Task to carry out = Would you transcribe the listing that follows, character for character, and omit its images?

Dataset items

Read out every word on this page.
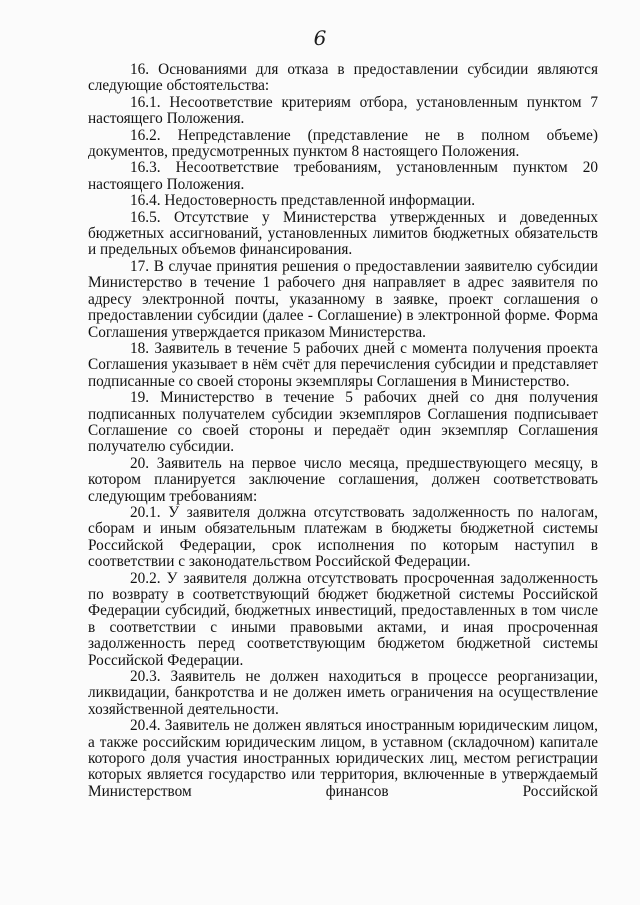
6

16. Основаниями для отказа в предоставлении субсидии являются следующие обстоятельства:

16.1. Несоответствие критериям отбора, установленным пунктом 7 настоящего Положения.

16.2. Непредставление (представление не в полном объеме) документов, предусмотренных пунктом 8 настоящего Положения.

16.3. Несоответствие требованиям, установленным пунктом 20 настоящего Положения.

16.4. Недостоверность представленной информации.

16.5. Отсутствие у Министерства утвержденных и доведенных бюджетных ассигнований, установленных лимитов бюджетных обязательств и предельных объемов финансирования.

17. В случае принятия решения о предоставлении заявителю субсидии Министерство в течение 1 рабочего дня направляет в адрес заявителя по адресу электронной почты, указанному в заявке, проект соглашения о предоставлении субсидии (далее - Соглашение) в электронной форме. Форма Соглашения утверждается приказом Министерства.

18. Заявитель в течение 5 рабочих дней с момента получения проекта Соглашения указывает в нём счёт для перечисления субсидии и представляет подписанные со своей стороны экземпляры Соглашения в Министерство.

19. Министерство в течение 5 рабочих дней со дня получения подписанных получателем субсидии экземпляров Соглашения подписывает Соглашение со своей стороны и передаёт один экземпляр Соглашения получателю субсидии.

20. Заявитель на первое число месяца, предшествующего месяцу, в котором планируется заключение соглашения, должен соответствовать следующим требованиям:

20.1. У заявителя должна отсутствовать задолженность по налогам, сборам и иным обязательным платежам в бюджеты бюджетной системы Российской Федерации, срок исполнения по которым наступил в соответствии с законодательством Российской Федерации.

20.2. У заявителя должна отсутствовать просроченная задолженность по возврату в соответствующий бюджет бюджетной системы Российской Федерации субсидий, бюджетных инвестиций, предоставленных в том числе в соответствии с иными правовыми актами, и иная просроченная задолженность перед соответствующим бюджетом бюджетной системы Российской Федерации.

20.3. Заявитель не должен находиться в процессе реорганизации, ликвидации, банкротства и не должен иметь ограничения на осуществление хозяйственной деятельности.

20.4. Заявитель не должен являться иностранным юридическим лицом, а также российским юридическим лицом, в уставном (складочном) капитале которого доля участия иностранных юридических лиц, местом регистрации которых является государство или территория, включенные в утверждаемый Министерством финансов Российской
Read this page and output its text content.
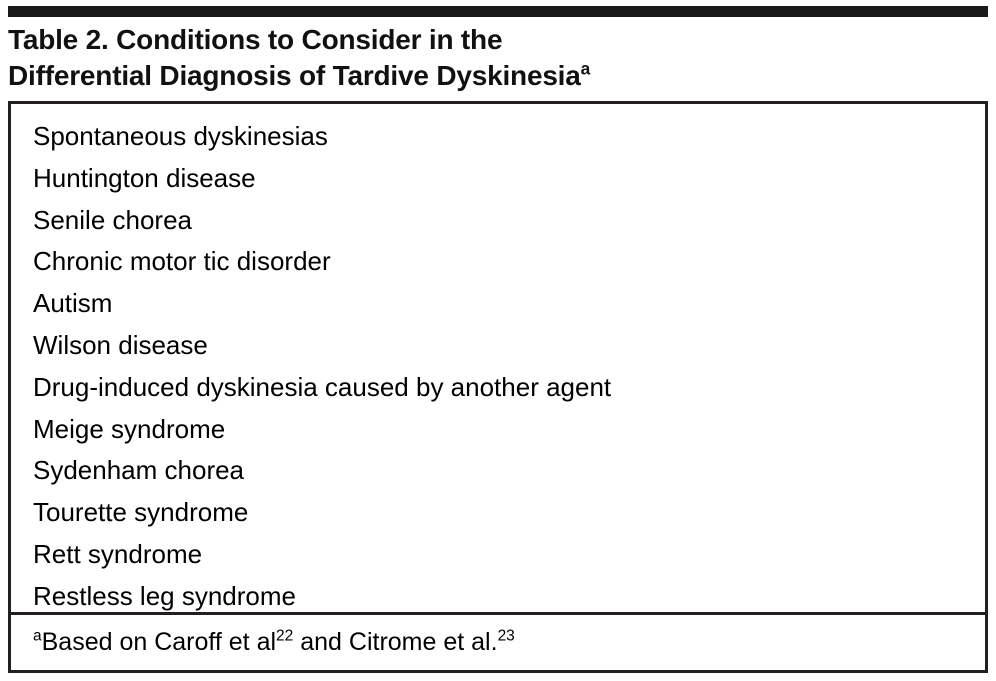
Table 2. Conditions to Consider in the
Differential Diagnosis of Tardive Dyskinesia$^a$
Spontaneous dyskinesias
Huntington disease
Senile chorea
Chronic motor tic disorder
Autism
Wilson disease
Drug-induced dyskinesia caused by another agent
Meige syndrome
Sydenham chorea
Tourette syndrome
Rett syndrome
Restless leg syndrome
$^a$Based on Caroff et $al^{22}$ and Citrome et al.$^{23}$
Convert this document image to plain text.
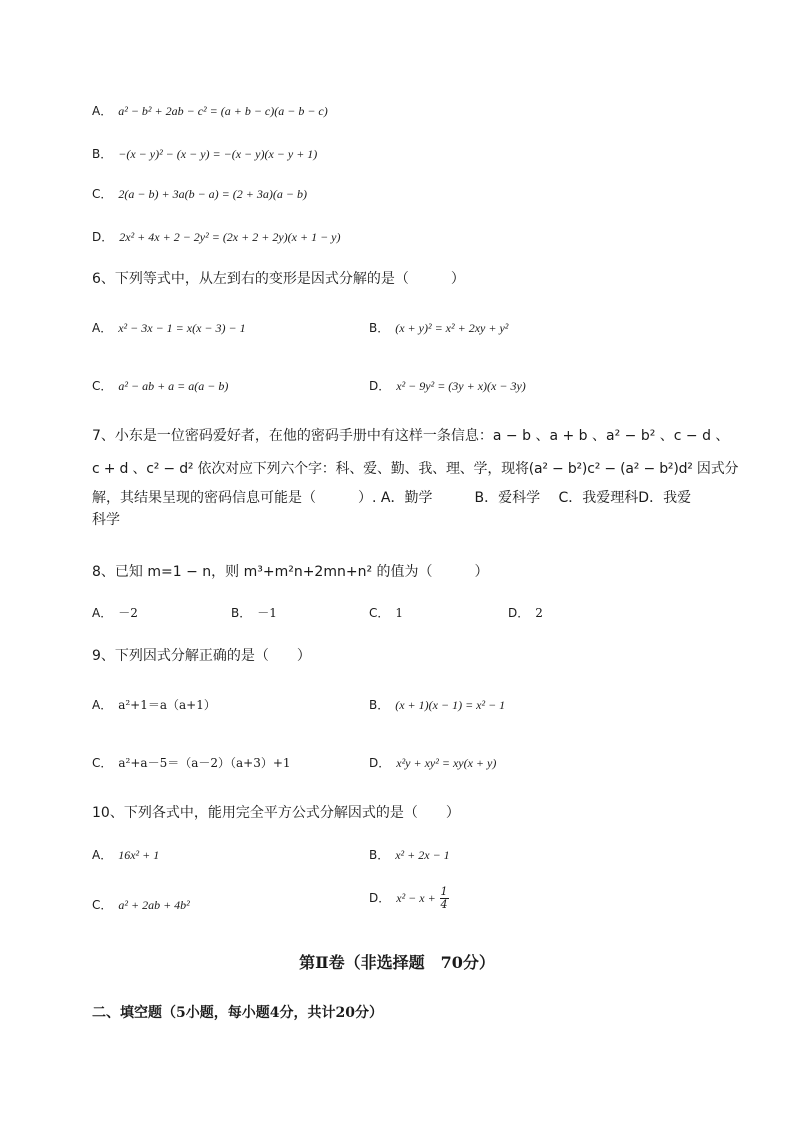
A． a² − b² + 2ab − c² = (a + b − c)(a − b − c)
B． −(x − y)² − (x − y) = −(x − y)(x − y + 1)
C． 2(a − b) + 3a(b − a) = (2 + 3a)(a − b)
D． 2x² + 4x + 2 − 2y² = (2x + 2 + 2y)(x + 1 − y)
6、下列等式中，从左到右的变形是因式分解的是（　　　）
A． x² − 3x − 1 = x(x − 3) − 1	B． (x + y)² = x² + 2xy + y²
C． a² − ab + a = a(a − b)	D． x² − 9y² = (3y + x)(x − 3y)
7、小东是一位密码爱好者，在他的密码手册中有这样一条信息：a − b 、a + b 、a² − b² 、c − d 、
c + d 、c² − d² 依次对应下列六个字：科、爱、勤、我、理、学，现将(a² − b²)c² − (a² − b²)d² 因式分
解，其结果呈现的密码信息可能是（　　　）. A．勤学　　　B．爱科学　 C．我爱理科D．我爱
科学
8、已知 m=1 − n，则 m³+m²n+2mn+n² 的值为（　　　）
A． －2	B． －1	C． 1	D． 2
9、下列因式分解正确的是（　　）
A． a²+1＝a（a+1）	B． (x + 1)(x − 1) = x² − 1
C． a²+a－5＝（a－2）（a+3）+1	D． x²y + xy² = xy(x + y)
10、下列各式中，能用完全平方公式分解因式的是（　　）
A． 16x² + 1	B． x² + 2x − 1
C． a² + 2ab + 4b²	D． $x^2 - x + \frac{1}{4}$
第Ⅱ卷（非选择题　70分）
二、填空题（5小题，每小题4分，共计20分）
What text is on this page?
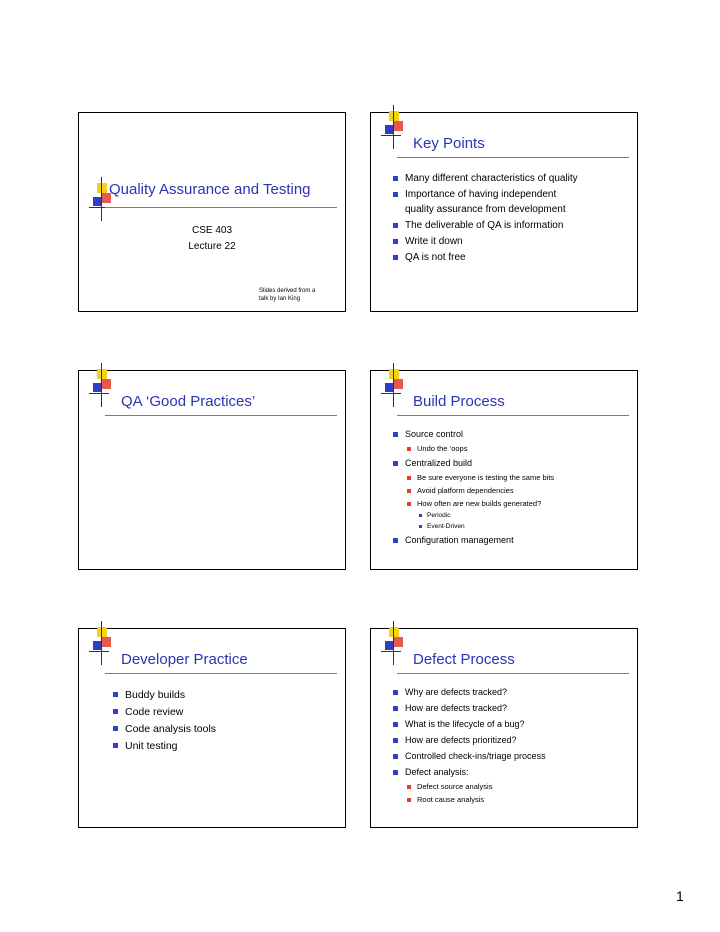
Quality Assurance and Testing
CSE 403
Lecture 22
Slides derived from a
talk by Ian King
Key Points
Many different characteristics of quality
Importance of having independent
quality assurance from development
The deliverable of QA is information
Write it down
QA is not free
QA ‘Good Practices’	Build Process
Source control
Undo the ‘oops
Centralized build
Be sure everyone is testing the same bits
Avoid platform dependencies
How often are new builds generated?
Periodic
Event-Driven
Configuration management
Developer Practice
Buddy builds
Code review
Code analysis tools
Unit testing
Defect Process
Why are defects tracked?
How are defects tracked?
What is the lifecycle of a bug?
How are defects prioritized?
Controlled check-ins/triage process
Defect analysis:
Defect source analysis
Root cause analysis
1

Written answer =
Read out every word on this page.
6

16. Основаниями для отказа в предоставлении субсидии являются следующие обстоятельства:

16.1. Несоответствие критериям отбора, установленным пунктом 7 настоящего Положения.

16.2. Непредставление (представление не в полном объеме) документов, предусмотренных пунктом 8 настоящего Положения.

16.3. Несоответствие требованиям, установленным пунктом 20 настоящего Положения.

16.4. Недостоверность представленной информации.

16.5. Отсутствие у Министерства утвержденных и доведенных бюджетных ассигнований, установленных лимитов бюджетных обязательств и предельных объемов финансирования.

17. В случае принятия решения о предоставлении заявителю субсидии Министерство в течение 1 рабочего дня направляет в адрес заявителя по адресу электронной почты, указанному в заявке, проект соглашения о предоставлении субсидии (далее - Соглашение) в электронной форме. Форма Соглашения утверждается приказом Министерства.

18. Заявитель в течение 5 рабочих дней с момента получения проекта Соглашения указывает в нём счёт для перечисления субсидии и представляет подписанные со своей стороны экземпляры Соглашения в Министерство.

19. Министерство в течение 5 рабочих дней со дня получения подписанных получателем субсидии экземпляров Соглашения подписывает Соглашение со своей стороны и передаёт один экземпляр Соглашения получателю субсидии.

20. Заявитель на первое число месяца, предшествующего месяцу, в котором планируется заключение соглашения, должен соответствовать следующим требованиям:

20.1. У заявителя должна отсутствовать задолженность по налогам, сборам и иным обязательным платежам в бюджеты бюджетной системы Российской Федерации, срок исполнения по которым наступил в соответствии с законодательством Российской Федерации.

20.2. У заявителя должна отсутствовать просроченная задолженность по возврату в соответствующий бюджет бюджетной системы Российской Федерации субсидий, бюджетных инвестиций, предоставленных в том числе в соответствии с иными правовыми актами, и иная просроченная задолженность перед соответствующим бюджетом бюджетной системы Российской Федерации.

20.3. Заявитель не должен находиться в процессе реорганизации, ликвидации, банкротства и не должен иметь ограничения на осуществление хозяйственной деятельности.

20.4. Заявитель не должен являться иностранным юридическим лицом, а также российским юридическим лицом, в уставном (складочном) капитале которого доля участия иностранных юридических лиц, местом регистрации которых является государство или территория, включенные в утверждаемый Министерством финансов Российской
Read this page and output its text content.
Table 2. Conditions to Consider in the
Differential Diagnosis of Tardive Dyskinesia$^a$
Spontaneous dyskinesias
Huntington disease
Senile chorea
Chronic motor tic disorder
Autism
Wilson disease
Drug-induced dyskinesia caused by another agent
Meige syndrome
Sydenham chorea
Tourette syndrome
Rett syndrome
Restless leg syndrome
$^a$Based on Caroff et $al^{22}$ and Citrome et al.$^{23}$
Convert this document image to plain text.
A． a² − b² + 2ab − c² = (a + b − c)(a − b − c)
B． −(x − y)² − (x − y) = −(x − y)(x − y + 1)
C． 2(a − b) + 3a(b − a) = (2 + 3a)(a − b)
D． 2x² + 4x + 2 − 2y² = (2x + 2 + 2y)(x + 1 − y)
6、下列等式中，从左到右的变形是因式分解的是（　　　）
A． x² − 3x − 1 = x(x − 3) − 1	B． (x + y)² = x² + 2xy + y²
C． a² − ab + a = a(a − b)	D． x² − 9y² = (3y + x)(x − 3y)
7、小东是一位密码爱好者，在他的密码手册中有这样一条信息：a − b 、a + b 、a² − b² 、c − d 、
c + d 、c² − d² 依次对应下列六个字：科、爱、勤、我、理、学，现将(a² − b²)c² − (a² − b²)d² 因式分
解，其结果呈现的密码信息可能是（　　　）. A．勤学　　　B．爱科学　 C．我爱理科D．我爱
科学
8、已知 m=1 − n，则 m³+m²n+2mn+n² 的值为（　　　）
A． －2	B． －1	C． 1	D． 2
9、下列因式分解正确的是（　　）
A． a²+1＝a（a+1）	B． (x + 1)(x − 1) = x² − 1
C． a²+a－5＝（a－2）（a+3）+1	D． x²y + xy² = xy(x + y)
10、下列各式中，能用完全平方公式分解因式的是（　　）
A． 16x² + 1	B． x² + 2x − 1
C． a² + 2ab + 4b²	D． $x^2 - x + \frac{1}{4}$
第Ⅱ卷（非选择题　70分）
二、填空题（5小题，每小题4分，共计20分）
What text is on this page?
Quality Assurance and Testing
CSE 403
Lecture 22
Slides derived from a
talk by Ian King
Key Points
Many different characteristics of quality
Importance of having independent
quality assurance from development
The deliverable of QA is information
Write it down
QA is not free
QA ‘Good Practices’	Build Process
Source control
Undo the ‘oops
Centralized build
Be sure everyone is testing the same bits
Avoid platform dependencies
How often are new builds generated?
Periodic
Event-Driven
Configuration management
Developer Practice
Buddy builds
Code review
Code analysis tools
Unit testing
Defect Process
Why are defects tracked?
How are defects tracked?
What is the lifecycle of a bug?
How are defects prioritized?
Controlled check-ins/triage process
Defect analysis:
Defect source analysis
Root cause analysis
1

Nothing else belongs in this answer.